- Written exercise
Check each line of the material. Copy those containing "this".
** Begin **
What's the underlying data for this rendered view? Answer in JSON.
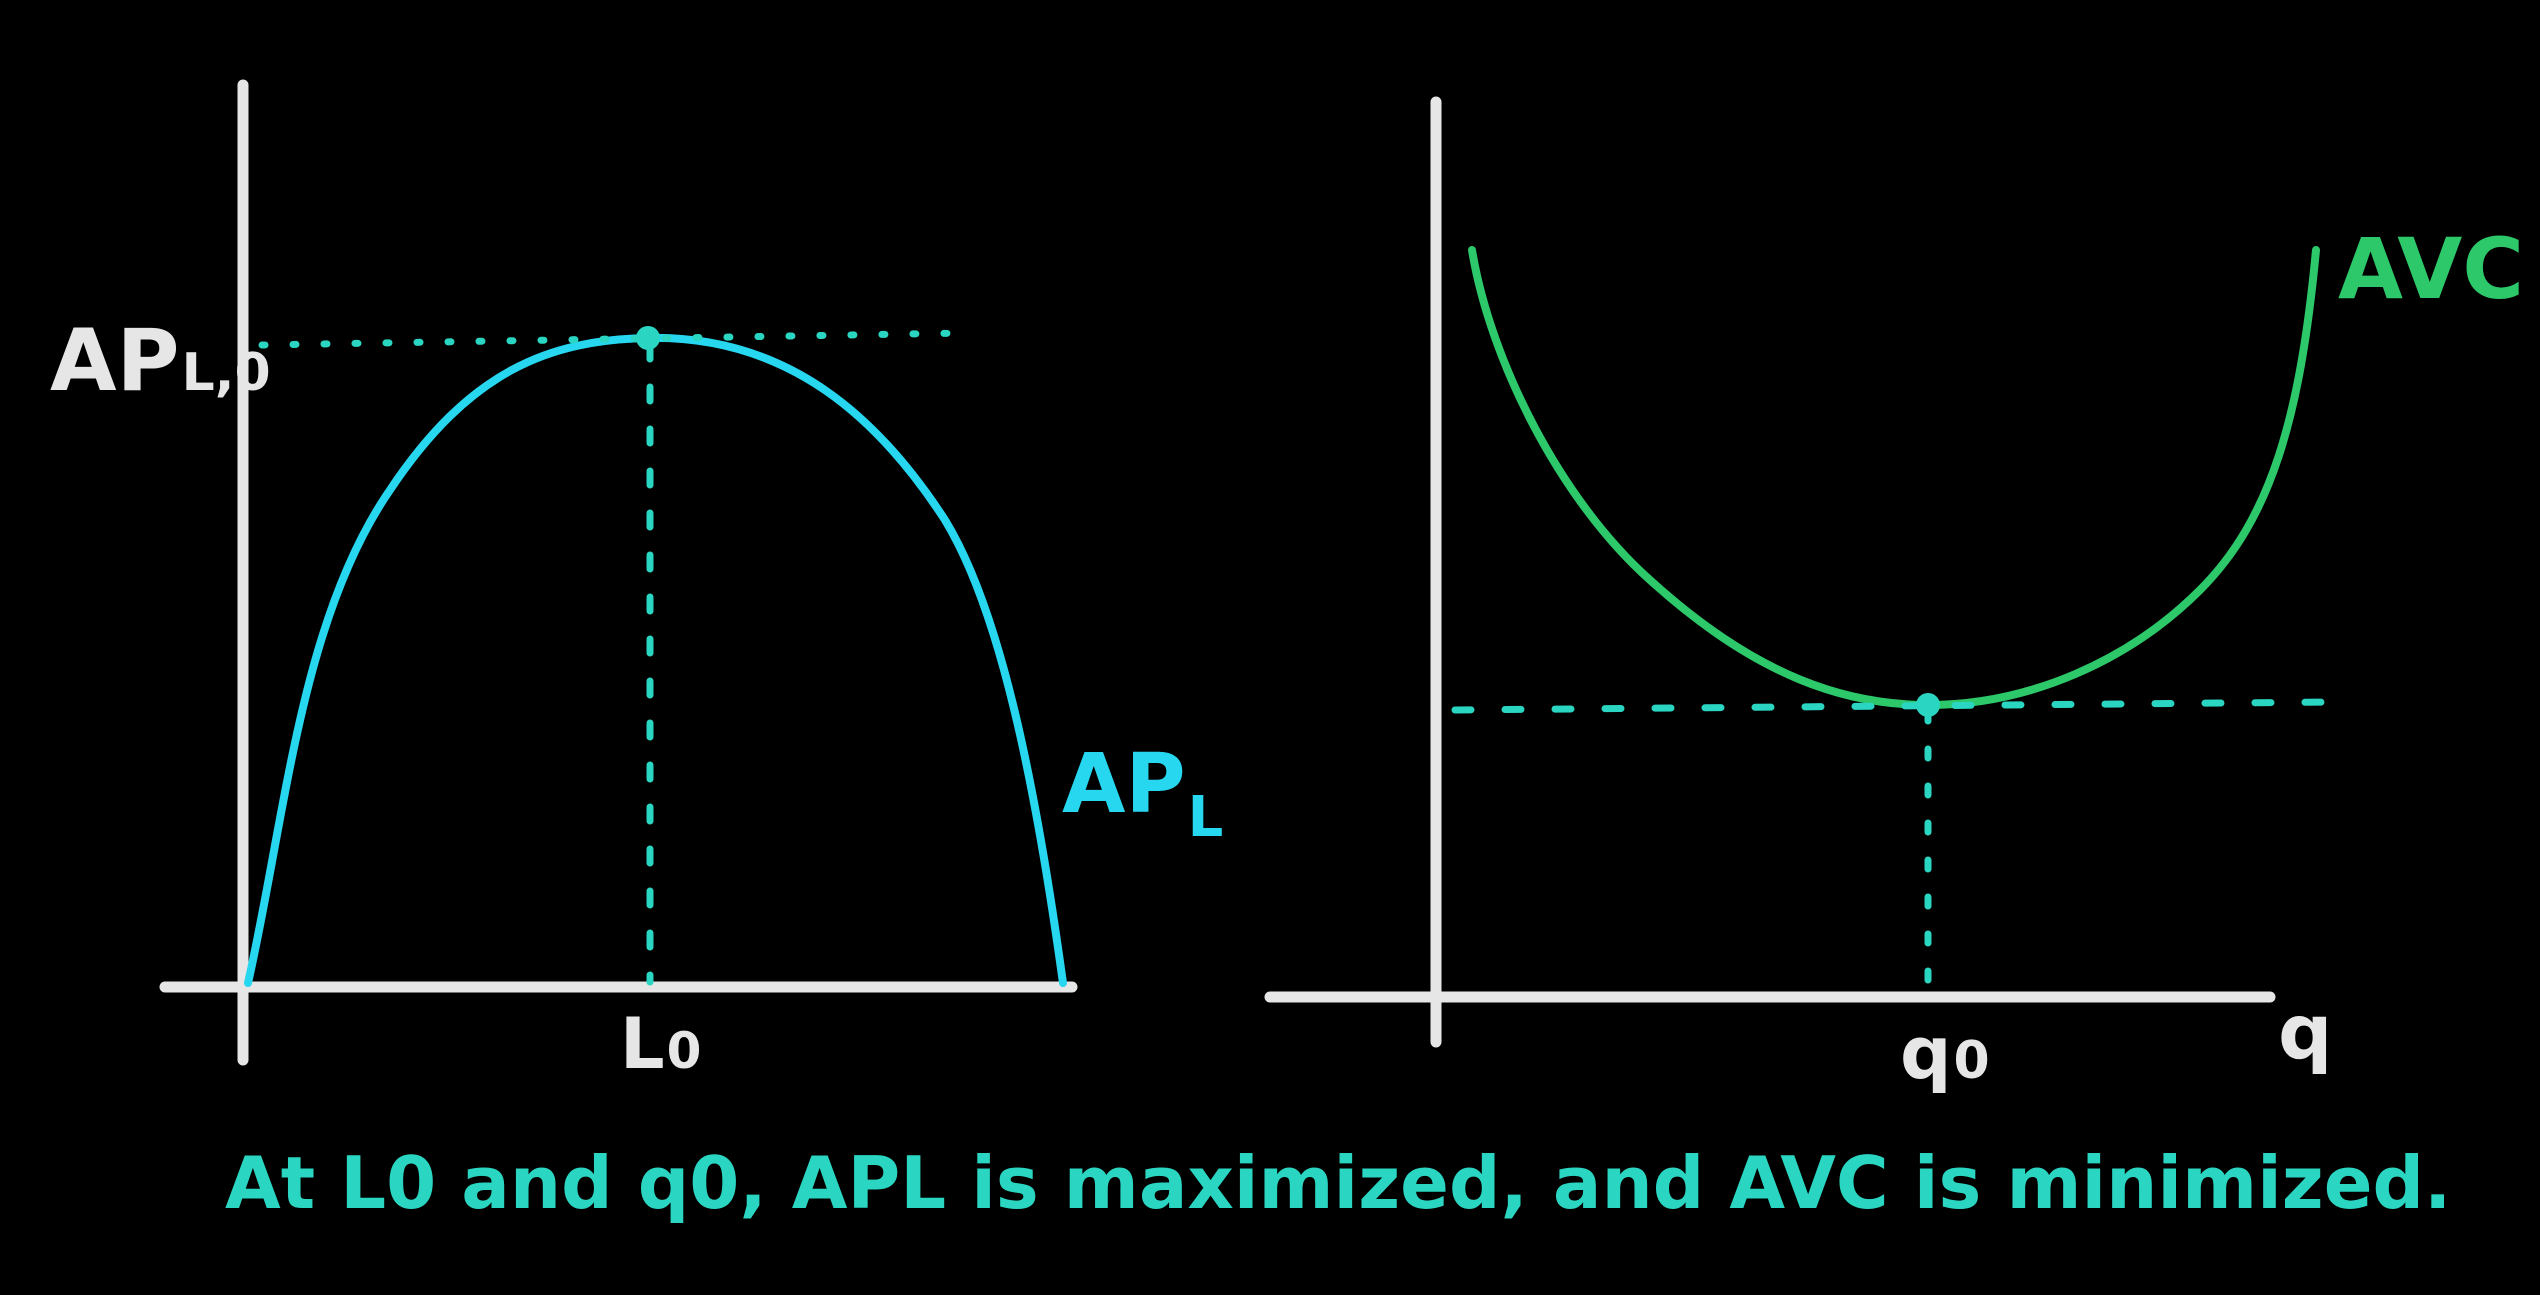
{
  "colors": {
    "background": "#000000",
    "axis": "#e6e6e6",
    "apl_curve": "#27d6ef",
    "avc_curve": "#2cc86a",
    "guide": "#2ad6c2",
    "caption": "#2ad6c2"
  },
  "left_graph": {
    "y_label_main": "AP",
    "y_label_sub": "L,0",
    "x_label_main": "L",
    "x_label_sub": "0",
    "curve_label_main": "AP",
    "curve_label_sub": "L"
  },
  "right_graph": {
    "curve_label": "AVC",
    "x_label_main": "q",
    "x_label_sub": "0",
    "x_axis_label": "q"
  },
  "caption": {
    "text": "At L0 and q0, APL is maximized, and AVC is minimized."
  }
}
** End **
** Begin **
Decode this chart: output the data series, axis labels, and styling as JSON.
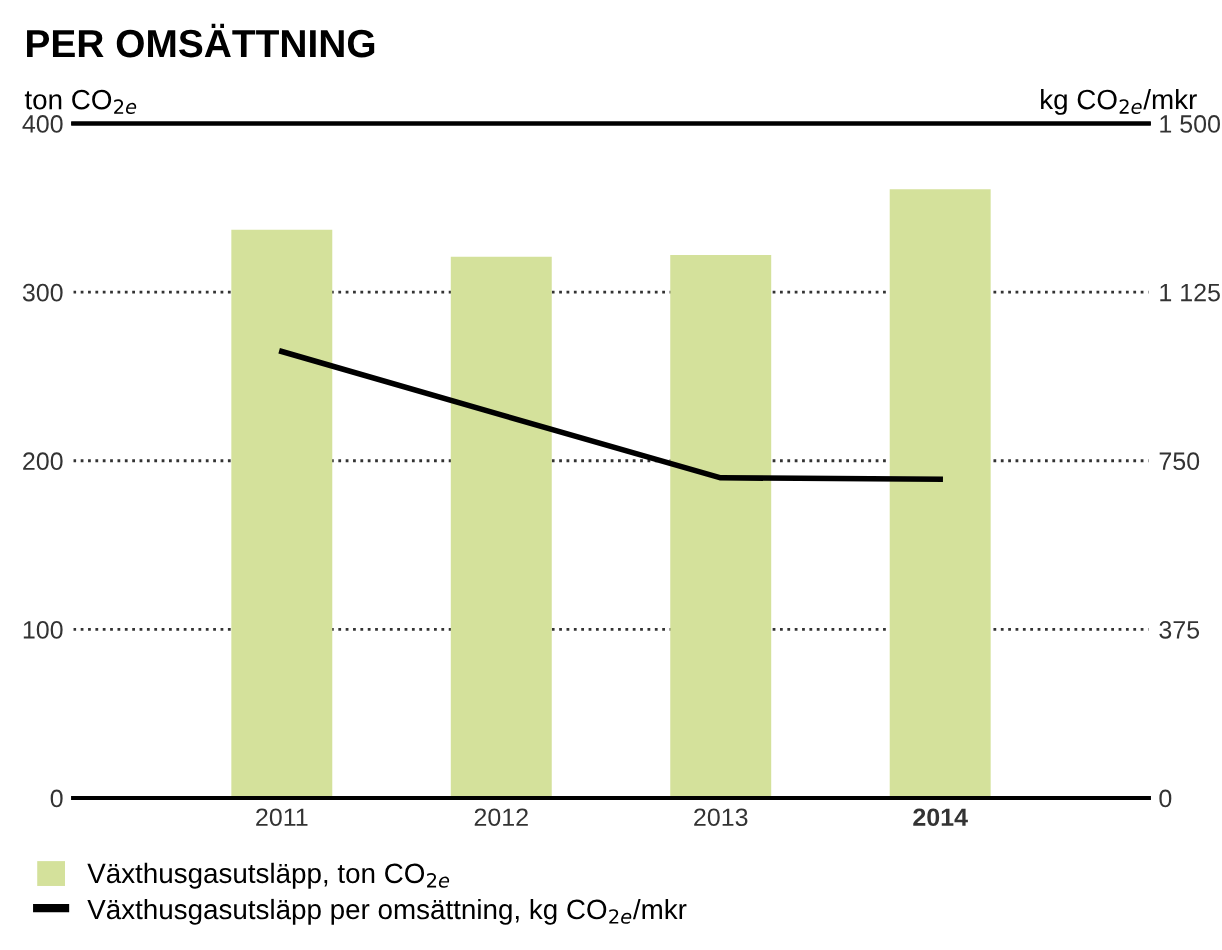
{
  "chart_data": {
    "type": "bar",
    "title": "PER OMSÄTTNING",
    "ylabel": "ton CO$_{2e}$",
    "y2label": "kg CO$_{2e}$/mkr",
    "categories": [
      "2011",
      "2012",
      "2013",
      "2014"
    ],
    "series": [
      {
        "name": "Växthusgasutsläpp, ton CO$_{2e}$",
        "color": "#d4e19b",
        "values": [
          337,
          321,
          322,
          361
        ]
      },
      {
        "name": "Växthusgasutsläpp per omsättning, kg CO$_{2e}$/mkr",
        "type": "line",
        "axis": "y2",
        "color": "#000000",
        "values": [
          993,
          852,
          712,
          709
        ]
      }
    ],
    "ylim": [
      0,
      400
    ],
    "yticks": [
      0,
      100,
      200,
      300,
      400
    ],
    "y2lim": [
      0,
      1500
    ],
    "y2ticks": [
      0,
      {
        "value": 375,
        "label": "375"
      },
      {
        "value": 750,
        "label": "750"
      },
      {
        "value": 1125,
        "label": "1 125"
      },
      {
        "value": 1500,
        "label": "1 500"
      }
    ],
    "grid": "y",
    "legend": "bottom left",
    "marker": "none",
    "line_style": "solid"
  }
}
** End **
- Complete output
What's the underlying data for this rendered view? Answer in JSON.
Decode this chart: output the data series, axis labels, and styling as JSON.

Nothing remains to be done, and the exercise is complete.